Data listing
------------------------------------

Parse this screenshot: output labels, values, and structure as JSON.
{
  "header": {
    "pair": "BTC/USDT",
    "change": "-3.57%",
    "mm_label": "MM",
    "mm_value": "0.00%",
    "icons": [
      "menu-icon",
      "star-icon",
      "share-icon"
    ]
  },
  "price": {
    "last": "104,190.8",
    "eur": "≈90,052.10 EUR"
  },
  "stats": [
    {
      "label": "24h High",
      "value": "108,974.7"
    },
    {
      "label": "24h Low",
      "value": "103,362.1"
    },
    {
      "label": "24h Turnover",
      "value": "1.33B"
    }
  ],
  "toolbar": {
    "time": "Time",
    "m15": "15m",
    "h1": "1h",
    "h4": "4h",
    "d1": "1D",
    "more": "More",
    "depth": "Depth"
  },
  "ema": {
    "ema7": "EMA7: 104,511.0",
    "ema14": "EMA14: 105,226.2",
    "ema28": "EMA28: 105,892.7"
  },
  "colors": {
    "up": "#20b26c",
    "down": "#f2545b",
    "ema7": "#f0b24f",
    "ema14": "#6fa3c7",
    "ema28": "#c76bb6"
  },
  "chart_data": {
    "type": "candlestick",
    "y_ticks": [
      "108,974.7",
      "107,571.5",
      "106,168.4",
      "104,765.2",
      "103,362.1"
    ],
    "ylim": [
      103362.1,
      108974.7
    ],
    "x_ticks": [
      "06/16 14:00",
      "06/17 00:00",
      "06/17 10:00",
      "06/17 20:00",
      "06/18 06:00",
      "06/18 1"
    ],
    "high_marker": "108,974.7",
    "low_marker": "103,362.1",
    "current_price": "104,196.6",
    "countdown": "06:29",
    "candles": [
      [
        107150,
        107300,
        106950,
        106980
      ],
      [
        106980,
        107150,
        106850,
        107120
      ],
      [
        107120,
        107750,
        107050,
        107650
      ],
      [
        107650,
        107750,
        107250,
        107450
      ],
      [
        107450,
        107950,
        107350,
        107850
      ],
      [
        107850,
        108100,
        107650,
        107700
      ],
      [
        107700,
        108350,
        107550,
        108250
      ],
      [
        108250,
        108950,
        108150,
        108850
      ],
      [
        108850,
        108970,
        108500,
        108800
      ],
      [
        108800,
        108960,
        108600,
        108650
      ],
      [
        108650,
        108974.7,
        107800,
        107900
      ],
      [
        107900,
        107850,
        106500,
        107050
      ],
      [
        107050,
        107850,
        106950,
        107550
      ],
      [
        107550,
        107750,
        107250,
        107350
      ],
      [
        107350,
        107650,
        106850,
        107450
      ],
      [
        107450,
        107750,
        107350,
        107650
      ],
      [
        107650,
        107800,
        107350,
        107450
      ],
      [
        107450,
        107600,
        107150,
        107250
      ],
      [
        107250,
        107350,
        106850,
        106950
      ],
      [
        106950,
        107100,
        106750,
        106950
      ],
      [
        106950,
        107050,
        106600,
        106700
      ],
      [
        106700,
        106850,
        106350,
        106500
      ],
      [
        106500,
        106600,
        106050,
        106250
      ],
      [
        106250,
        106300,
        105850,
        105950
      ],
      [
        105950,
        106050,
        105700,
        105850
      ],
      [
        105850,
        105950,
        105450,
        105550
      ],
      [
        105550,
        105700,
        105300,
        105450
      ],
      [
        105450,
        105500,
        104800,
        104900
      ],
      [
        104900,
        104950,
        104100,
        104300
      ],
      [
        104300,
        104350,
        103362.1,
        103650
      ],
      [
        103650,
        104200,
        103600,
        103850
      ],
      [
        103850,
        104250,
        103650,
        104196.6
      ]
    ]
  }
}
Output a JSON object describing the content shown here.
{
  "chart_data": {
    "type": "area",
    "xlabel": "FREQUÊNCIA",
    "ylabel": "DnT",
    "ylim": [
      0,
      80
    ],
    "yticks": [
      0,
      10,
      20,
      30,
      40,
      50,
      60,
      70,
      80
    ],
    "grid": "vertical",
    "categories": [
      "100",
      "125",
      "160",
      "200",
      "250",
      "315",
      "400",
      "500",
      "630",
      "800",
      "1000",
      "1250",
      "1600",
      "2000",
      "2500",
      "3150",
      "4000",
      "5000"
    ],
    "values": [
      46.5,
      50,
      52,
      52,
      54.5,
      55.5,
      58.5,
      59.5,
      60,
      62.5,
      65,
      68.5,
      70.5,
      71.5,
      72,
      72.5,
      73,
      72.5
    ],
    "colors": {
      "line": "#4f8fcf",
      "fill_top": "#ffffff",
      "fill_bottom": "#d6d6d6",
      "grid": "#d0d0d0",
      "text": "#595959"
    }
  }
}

------------------------------------

### Task instructions
Write out every entry again, keeping each line exactly the same.

### Solution for this problem
Parse this screenshot: output labels, values, and structure as JSON.
{
  "header": {
    "pair": "BTC/USDT",
    "change": "-3.57%",
    "mm_label": "MM",
    "mm_value": "0.00%",
    "icons": [
      "menu-icon",
      "star-icon",
      "share-icon"
    ]
  },
  "price": {
    "last": "104,190.8",
    "eur": "≈90,052.10 EUR"
  },
  "stats": [
    {
      "label": "24h High",
      "value": "108,974.7"
    },
    {
      "label": "24h Low",
      "value": "103,362.1"
    },
    {
      "label": "24h Turnover",
      "value": "1.33B"
    }
  ],
  "toolbar": {
    "time": "Time",
    "m15": "15m",
    "h1": "1h",
    "h4": "4h",
    "d1": "1D",
    "more": "More",
    "depth": "Depth"
  },
  "ema": {
    "ema7": "EMA7: 104,511.0",
    "ema14": "EMA14: 105,226.2",
    "ema28": "EMA28: 105,892.7"
  },
  "colors": {
    "up": "#20b26c",
    "down": "#f2545b",
    "ema7": "#f0b24f",
    "ema14": "#6fa3c7",
    "ema28": "#c76bb6"
  },
  "chart_data": {
    "type": "candlestick",
    "y_ticks": [
      "108,974.7",
      "107,571.5",
      "106,168.4",
      "104,765.2",
      "103,362.1"
    ],
    "ylim": [
      103362.1,
      108974.7
    ],
    "x_ticks": [
      "06/16 14:00",
      "06/17 00:00",
      "06/17 10:00",
      "06/17 20:00",
      "06/18 06:00",
      "06/18 1"
    ],
    "high_marker": "108,974.7",
    "low_marker": "103,362.1",
    "current_price": "104,196.6",
    "countdown": "06:29",
    "candles": [
      [
        107150,
        107300,
        106950,
        106980
      ],
      [
        106980,
        107150,
        106850,
        107120
      ],
      [
        107120,
        107750,
        107050,
        107650
      ],
      [
        107650,
        107750,
        107250,
        107450
      ],
      [
        107450,
        107950,
        107350,
        107850
      ],
      [
        107850,
        108100,
        107650,
        107700
      ],
      [
        107700,
        108350,
        107550,
        108250
      ],
      [
        108250,
        108950,
        108150,
        108850
      ],
      [
        108850,
        108970,
        108500,
        108800
      ],
      [
        108800,
        108960,
        108600,
        108650
      ],
      [
        108650,
        108974.7,
        107800,
        107900
      ],
      [
        107900,
        107850,
        106500,
        107050
      ],
      [
        107050,
        107850,
        106950,
        107550
      ],
      [
        107550,
        107750,
        107250,
        107350
      ],
      [
        107350,
        107650,
        106850,
        107450
      ],
      [
        107450,
        107750,
        107350,
        107650
      ],
      [
        107650,
        107800,
        107350,
        107450
      ],
      [
        107450,
        107600,
        107150,
        107250
      ],
      [
        107250,
        107350,
        106850,
        106950
      ],
      [
        106950,
        107100,
        106750,
        106950
      ],
      [
        106950,
        107050,
        106600,
        106700
      ],
      [
        106700,
        106850,
        106350,
        106500
      ],
      [
        106500,
        106600,
        106050,
        106250
      ],
      [
        106250,
        106300,
        105850,
        105950
      ],
      [
        105950,
        106050,
        105700,
        105850
      ],
      [
        105850,
        105950,
        105450,
        105550
      ],
      [
        105550,
        105700,
        105300,
        105450
      ],
      [
        105450,
        105500,
        104800,
        104900
      ],
      [
        104900,
        104950,
        104100,
        104300
      ],
      [
        104300,
        104350,
        103362.1,
        103650
      ],
      [
        103650,
        104200,
        103600,
        103850
      ],
      [
        103850,
        104250,
        103650,
        104196.6
      ]
    ]
  }
}
Output a JSON object describing the content shown here.
{
  "chart_data": {
    "type": "area",
    "xlabel": "FREQUÊNCIA",
    "ylabel": "DnT",
    "ylim": [
      0,
      80
    ],
    "yticks": [
      0,
      10,
      20,
      30,
      40,
      50,
      60,
      70,
      80
    ],
    "grid": "vertical",
    "categories": [
      "100",
      "125",
      "160",
      "200",
      "250",
      "315",
      "400",
      "500",
      "630",
      "800",
      "1000",
      "1250",
      "1600",
      "2000",
      "2500",
      "3150",
      "4000",
      "5000"
    ],
    "values": [
      46.5,
      50,
      52,
      52,
      54.5,
      55.5,
      58.5,
      59.5,
      60,
      62.5,
      65,
      68.5,
      70.5,
      71.5,
      72,
      72.5,
      73,
      72.5
    ],
    "colors": {
      "line": "#4f8fcf",
      "fill_top": "#ffffff",
      "fill_bottom": "#d6d6d6",
      "grid": "#d0d0d0",
      "text": "#595959"
    }
  }
}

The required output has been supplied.